◆ WHAT YOU WILL DO ◆
Copy every line from the records that holds the word "vida".

◆ INFORMATION GIVEN ◆

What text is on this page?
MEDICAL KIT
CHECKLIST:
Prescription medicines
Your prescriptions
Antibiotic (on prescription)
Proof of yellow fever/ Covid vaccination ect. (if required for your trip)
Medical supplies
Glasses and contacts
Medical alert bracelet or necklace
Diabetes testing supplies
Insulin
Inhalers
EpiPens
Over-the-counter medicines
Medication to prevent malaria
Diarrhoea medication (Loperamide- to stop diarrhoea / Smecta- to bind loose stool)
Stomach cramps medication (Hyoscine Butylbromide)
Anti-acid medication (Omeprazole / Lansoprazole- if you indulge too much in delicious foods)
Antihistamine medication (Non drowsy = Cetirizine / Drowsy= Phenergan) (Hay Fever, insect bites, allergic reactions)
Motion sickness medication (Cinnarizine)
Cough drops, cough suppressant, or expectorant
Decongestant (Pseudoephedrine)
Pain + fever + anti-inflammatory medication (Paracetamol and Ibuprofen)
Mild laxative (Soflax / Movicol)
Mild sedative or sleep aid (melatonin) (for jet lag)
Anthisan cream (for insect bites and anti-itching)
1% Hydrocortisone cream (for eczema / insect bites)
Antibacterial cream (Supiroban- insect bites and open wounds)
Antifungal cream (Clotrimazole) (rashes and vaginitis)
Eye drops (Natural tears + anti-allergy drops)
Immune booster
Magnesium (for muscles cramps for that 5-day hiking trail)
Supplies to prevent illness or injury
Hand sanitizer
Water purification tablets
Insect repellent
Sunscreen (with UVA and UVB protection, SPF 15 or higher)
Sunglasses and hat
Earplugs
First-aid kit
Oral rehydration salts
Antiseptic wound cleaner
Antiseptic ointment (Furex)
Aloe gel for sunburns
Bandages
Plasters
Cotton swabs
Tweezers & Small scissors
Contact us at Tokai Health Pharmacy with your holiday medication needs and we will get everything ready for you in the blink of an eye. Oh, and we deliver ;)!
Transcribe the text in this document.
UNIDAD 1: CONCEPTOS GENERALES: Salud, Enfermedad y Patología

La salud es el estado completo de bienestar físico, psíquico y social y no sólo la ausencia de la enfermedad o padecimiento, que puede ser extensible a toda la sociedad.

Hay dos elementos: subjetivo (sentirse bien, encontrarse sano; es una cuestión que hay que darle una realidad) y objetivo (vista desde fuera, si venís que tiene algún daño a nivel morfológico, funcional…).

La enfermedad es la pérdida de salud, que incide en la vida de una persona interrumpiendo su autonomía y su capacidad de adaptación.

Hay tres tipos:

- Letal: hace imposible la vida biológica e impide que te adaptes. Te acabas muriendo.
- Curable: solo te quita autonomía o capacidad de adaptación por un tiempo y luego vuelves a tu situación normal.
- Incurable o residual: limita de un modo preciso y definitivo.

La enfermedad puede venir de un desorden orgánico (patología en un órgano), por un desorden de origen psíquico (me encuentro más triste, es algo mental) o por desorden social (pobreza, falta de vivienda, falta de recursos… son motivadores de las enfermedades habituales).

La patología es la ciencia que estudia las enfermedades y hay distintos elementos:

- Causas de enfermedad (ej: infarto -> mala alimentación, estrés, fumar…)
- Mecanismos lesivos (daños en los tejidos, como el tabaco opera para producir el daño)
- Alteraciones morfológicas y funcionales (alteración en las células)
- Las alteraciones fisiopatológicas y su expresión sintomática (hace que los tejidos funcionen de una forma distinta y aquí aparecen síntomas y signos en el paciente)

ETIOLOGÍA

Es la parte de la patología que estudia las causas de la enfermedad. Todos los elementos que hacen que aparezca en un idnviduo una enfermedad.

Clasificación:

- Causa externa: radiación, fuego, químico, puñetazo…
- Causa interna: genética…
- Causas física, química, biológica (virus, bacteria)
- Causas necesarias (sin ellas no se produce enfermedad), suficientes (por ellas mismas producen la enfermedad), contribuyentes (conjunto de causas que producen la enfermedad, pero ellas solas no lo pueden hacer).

◆ YOUR SOLUTION ◆
La enfermedad es la pérdida de salud, que incide en la vida de una persona interrumpiendo su autonomía y su capacidad de adaptación.
- Letal: hace imposible la vida biológica e impide que te adaptes. Te acabas muriendo.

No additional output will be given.